To be done
Give the data again, word for word.

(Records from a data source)
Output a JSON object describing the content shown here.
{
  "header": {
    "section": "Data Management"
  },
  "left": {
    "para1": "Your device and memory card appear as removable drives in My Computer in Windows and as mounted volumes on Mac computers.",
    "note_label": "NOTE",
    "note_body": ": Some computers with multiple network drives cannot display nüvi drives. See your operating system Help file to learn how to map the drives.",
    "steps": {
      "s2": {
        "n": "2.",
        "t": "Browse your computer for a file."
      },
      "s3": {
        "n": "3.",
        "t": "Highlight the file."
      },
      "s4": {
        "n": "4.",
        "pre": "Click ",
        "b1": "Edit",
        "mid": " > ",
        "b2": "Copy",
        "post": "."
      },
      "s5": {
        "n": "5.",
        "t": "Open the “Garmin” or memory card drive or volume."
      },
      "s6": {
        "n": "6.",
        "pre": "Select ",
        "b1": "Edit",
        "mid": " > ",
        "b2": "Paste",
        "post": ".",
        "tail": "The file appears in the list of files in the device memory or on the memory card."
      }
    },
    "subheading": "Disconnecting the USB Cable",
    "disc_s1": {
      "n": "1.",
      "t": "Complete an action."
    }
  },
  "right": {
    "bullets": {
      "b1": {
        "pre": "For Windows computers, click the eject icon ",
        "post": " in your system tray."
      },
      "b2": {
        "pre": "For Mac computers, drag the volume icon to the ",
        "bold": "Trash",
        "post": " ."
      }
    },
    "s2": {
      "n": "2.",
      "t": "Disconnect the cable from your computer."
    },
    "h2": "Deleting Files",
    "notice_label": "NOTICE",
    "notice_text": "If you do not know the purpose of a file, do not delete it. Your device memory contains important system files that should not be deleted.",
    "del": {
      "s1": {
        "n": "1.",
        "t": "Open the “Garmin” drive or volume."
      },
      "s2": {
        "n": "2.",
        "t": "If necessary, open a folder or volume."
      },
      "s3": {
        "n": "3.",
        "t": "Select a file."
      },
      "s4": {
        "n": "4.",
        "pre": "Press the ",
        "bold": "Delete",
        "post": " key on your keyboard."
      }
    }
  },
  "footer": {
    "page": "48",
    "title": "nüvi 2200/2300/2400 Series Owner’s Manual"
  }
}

Solution to the problem
Output a JSON object describing the content shown here.
{
  "header": {
    "section": "Data Management"
  },
  "left": {
    "para1": "Your device and memory card appear as removable drives in My Computer in Windows and as mounted volumes on Mac computers.",
    "note_label": "NOTE",
    "note_body": ": Some computers with multiple network drives cannot display nüvi drives. See your operating system Help file to learn how to map the drives.",
    "steps": {
      "s2": {
        "n": "2.",
        "t": "Browse your computer for a file."
      },
      "s3": {
        "n": "3.",
        "t": "Highlight the file."
      },
      "s4": {
        "n": "4.",
        "pre": "Click ",
        "b1": "Edit",
        "mid": " > ",
        "b2": "Copy",
        "post": "."
      },
      "s5": {
        "n": "5.",
        "t": "Open the “Garmin” or memory card drive or volume."
      },
      "s6": {
        "n": "6.",
        "pre": "Select ",
        "b1": "Edit",
        "mid": " > ",
        "b2": "Paste",
        "post": ".",
        "tail": "The file appears in the list of files in the device memory or on the memory card."
      }
    },
    "subheading": "Disconnecting the USB Cable",
    "disc_s1": {
      "n": "1.",
      "t": "Complete an action."
    }
  },
  "right": {
    "bullets": {
      "b1": {
        "pre": "For Windows computers, click the eject icon ",
        "post": " in your system tray."
      },
      "b2": {
        "pre": "For Mac computers, drag the volume icon to the ",
        "bold": "Trash",
        "post": " ."
      }
    },
    "s2": {
      "n": "2.",
      "t": "Disconnect the cable from your computer."
    },
    "h2": "Deleting Files",
    "notice_label": "NOTICE",
    "notice_text": "If you do not know the purpose of a file, do not delete it. Your device memory contains important system files that should not be deleted.",
    "del": {
      "s1": {
        "n": "1.",
        "t": "Open the “Garmin” drive or volume."
      },
      "s2": {
        "n": "2.",
        "t": "If necessary, open a folder or volume."
      },
      "s3": {
        "n": "3.",
        "t": "Select a file."
      },
      "s4": {
        "n": "4.",
        "pre": "Press the ",
        "bold": "Delete",
        "post": " key on your keyboard."
      }
    }
  },
  "footer": {
    "page": "48",
    "title": "nüvi 2200/2300/2400 Series Owner’s Manual"
  }
}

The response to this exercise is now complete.